* **The request**:
Take from the listing each line that has the string "start".

☆ ☆ ☆

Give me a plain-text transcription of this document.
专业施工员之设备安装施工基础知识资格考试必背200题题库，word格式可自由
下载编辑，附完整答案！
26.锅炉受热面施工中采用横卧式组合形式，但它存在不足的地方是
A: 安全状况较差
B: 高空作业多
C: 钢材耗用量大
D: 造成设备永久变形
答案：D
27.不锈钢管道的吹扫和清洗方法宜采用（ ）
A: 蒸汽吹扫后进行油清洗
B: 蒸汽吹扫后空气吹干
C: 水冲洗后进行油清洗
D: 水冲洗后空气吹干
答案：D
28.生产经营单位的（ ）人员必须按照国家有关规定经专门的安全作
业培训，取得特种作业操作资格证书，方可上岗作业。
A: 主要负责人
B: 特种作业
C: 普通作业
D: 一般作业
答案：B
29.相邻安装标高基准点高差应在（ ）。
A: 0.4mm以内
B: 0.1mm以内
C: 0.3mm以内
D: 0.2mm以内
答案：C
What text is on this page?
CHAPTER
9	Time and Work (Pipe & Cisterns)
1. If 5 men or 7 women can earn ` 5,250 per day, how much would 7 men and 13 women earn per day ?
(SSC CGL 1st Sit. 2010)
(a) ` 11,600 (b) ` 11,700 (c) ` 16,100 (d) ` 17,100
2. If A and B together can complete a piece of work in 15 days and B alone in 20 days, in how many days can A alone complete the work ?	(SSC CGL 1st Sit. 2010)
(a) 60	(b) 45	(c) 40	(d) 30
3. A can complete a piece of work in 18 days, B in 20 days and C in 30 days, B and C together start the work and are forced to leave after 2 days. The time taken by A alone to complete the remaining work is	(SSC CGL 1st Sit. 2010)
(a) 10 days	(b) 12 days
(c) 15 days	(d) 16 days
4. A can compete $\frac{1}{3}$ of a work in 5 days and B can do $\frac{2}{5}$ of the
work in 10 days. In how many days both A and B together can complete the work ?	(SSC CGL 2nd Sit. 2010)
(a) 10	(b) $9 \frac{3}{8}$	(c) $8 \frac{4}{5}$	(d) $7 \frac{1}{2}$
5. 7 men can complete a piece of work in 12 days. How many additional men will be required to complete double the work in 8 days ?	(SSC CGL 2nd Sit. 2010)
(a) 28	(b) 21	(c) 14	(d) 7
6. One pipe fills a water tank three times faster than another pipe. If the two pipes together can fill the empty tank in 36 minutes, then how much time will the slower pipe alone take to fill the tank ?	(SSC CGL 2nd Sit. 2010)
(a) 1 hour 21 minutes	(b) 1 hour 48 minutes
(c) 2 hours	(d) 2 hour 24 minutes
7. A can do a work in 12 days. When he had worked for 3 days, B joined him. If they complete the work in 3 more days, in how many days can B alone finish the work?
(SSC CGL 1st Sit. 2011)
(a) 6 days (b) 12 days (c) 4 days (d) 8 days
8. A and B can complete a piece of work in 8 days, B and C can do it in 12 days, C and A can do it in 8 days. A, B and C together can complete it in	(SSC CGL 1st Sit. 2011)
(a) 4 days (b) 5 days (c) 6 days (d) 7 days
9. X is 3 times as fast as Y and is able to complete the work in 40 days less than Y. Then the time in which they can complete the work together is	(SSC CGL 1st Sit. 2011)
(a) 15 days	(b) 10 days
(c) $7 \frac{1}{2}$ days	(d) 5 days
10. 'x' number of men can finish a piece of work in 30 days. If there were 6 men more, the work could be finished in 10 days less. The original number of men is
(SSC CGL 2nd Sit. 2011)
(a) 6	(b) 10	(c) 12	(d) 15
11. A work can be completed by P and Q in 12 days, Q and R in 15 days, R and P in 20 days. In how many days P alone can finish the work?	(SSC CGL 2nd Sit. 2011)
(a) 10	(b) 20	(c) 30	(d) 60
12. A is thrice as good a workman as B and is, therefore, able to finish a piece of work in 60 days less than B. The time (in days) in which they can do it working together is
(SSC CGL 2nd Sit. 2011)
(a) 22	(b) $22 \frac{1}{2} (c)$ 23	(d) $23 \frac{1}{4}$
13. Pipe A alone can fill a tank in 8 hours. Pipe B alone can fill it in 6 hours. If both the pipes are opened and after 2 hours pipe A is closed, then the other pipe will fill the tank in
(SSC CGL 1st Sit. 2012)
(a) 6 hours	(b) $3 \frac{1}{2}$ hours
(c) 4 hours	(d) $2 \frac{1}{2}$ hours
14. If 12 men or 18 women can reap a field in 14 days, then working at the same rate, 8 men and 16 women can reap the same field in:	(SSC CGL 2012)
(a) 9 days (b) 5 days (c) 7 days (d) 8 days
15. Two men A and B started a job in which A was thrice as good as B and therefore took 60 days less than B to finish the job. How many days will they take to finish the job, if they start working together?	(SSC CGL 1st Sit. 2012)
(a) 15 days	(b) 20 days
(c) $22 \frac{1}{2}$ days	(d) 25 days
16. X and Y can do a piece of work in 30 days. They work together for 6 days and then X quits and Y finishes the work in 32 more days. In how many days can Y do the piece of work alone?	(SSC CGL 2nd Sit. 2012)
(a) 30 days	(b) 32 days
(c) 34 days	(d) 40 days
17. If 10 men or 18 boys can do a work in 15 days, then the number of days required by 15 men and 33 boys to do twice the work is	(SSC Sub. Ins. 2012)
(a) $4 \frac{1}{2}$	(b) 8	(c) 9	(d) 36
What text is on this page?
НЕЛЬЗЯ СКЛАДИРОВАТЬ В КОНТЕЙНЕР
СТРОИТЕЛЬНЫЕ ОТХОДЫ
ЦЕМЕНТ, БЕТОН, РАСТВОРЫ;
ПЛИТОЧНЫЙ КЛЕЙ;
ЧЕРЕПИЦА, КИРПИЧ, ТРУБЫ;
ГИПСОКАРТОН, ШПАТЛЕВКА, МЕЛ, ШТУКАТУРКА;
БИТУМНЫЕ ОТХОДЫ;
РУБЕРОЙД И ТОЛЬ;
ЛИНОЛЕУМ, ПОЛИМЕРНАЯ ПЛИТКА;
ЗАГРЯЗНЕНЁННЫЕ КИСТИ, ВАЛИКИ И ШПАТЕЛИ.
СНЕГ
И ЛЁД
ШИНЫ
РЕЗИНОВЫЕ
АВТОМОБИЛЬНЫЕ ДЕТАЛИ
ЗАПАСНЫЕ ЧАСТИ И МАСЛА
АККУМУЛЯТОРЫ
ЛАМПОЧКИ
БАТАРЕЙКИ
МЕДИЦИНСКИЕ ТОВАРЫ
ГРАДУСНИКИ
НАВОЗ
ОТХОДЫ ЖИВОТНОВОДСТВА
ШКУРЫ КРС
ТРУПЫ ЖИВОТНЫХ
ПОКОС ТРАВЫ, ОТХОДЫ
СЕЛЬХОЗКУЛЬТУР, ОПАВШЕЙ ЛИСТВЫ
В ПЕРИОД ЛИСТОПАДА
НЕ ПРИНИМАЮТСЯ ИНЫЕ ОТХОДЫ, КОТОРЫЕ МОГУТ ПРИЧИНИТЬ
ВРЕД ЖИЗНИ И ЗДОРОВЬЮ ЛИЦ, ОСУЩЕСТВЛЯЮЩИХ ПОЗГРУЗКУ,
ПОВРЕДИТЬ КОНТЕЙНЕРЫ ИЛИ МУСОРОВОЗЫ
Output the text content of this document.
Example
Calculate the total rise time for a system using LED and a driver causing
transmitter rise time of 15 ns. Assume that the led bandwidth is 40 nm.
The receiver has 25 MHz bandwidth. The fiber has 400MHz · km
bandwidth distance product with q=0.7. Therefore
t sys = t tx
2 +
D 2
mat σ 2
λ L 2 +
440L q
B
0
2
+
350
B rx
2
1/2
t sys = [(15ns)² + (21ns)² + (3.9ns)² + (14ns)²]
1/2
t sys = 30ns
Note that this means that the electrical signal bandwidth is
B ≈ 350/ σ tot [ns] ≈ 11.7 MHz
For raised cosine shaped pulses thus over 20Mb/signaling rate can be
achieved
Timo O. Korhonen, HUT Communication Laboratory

☆ ☆ ☆

* **Exercise response**:
3. A can complete a piece of work in 18 days, B in 20 days and C in 30 days, B and C together start the work and are forced to leave after 2 days. The time taken by A alone to complete the remaining work is	(SSC CGL 1st Sit. 2010)
15. Two men A and B started a job in which A was thrice as good as B and therefore took 60 days less than B to finish the job. How many days will they take to finish the job, if they start working together?	(SSC CGL 1st Sit. 2012)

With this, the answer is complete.